Aim of the task: List, from the lines below, each one with "勇于创新" in it.

Extracted records:
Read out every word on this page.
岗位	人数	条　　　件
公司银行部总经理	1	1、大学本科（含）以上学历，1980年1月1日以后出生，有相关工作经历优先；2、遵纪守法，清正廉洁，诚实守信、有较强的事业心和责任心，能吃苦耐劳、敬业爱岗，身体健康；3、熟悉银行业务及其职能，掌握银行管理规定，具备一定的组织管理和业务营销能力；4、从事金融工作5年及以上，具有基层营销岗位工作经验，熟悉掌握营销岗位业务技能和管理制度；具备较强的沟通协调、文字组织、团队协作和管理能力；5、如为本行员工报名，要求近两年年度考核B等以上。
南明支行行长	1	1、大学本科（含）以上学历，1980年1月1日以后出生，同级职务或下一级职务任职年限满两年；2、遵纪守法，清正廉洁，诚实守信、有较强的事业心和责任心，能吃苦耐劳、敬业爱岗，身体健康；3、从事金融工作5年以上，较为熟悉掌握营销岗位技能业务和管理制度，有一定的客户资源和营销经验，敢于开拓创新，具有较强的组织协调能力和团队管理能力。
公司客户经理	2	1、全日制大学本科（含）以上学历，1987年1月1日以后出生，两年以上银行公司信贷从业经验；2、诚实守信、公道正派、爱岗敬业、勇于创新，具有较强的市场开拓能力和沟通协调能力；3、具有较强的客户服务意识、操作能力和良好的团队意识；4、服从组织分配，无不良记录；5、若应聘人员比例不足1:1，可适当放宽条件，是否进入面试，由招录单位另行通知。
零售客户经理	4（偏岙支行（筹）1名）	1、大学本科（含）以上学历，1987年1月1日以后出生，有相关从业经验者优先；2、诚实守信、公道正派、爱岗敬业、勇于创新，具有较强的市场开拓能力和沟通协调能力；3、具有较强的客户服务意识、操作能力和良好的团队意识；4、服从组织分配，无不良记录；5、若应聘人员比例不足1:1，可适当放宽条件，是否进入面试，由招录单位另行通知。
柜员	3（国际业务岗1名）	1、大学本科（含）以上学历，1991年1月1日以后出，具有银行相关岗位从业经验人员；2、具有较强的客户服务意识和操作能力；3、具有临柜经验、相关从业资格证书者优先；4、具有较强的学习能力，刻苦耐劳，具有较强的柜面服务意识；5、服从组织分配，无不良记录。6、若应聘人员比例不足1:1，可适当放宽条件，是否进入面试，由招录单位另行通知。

Response for this exercise:
公司客户经理	2	1、全日制大学本科（含）以上学历，1987年1月1日以后出生，两年以上银行公司信贷从业经验；2、诚实守信、公道正派、爱岗敬业、勇于创新，具有较强的市场开拓能力和沟通协调能力；3、具有较强的客户服务意识、操作能力和良好的团队意识；4、服从组织分配，无不良记录；5、若应聘人员比例不足1:1，可适当放宽条件，是否进入面试，由招录单位另行通知。
零售客户经理	4（偏岙支行（筹）1名）	1、大学本科（含）以上学历，1987年1月1日以后出生，有相关从业经验者优先；2、诚实守信、公道正派、爱岗敬业、勇于创新，具有较强的市场开拓能力和沟通协调能力；3、具有较强的客户服务意识、操作能力和良好的团队意识；4、服从组织分配，无不良记录；5、若应聘人员比例不足1:1，可适当放宽条件，是否进入面试，由招录单位另行通知。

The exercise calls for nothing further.